## WHAT TO DO
Comb through the entries for "свидетельство" and pull out each line that holds it.

-- Start of DATASET RECORDS --

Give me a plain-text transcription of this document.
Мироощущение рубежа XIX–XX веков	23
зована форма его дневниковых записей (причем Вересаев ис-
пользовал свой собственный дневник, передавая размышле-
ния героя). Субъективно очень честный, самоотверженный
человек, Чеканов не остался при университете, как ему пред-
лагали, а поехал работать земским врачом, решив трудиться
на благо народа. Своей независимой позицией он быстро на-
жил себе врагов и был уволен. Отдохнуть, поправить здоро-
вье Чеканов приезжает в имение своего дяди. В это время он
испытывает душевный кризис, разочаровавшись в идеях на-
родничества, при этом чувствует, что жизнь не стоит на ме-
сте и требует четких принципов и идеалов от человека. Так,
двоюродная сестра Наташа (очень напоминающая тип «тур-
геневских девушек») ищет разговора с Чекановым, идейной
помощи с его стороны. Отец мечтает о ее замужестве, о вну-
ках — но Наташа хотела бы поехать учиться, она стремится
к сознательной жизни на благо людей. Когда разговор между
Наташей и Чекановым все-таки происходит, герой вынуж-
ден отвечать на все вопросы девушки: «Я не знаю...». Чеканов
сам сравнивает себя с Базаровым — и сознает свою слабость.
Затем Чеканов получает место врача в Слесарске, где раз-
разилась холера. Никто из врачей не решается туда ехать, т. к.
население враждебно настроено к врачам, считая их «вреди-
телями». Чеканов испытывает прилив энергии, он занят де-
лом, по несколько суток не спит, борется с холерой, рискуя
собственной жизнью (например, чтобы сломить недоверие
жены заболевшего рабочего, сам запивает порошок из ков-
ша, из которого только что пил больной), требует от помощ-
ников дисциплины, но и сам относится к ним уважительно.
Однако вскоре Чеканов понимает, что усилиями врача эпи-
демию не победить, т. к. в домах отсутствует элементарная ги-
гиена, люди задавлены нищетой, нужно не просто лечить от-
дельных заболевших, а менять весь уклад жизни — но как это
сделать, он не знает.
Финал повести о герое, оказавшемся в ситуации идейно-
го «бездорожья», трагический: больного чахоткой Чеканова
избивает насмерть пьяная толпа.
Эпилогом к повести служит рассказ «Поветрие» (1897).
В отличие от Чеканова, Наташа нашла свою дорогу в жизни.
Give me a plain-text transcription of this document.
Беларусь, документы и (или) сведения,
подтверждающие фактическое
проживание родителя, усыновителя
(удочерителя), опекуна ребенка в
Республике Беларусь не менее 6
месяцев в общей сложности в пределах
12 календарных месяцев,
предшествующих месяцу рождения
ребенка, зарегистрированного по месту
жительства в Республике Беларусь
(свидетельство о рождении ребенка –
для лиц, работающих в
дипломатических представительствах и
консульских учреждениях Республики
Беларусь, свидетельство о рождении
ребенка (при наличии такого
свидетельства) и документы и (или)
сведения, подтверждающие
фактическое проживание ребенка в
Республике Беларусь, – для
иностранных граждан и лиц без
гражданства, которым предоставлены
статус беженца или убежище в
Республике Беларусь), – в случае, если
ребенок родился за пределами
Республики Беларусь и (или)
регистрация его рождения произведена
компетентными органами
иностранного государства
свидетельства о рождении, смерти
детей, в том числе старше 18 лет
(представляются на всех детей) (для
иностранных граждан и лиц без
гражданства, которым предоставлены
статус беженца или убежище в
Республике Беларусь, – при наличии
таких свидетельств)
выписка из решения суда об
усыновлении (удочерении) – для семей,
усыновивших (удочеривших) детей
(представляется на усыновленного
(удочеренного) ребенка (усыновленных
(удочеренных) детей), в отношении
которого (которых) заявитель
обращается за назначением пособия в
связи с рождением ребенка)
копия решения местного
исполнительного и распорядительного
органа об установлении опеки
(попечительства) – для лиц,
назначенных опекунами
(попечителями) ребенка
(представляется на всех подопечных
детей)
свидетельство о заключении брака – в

-- End of DATASET RECORDS --

## RESULT OF THIS TASK
(свидетельство о рождении ребенка –
Беларусь, свидетельство о рождении
свидетельство о заключении брака – в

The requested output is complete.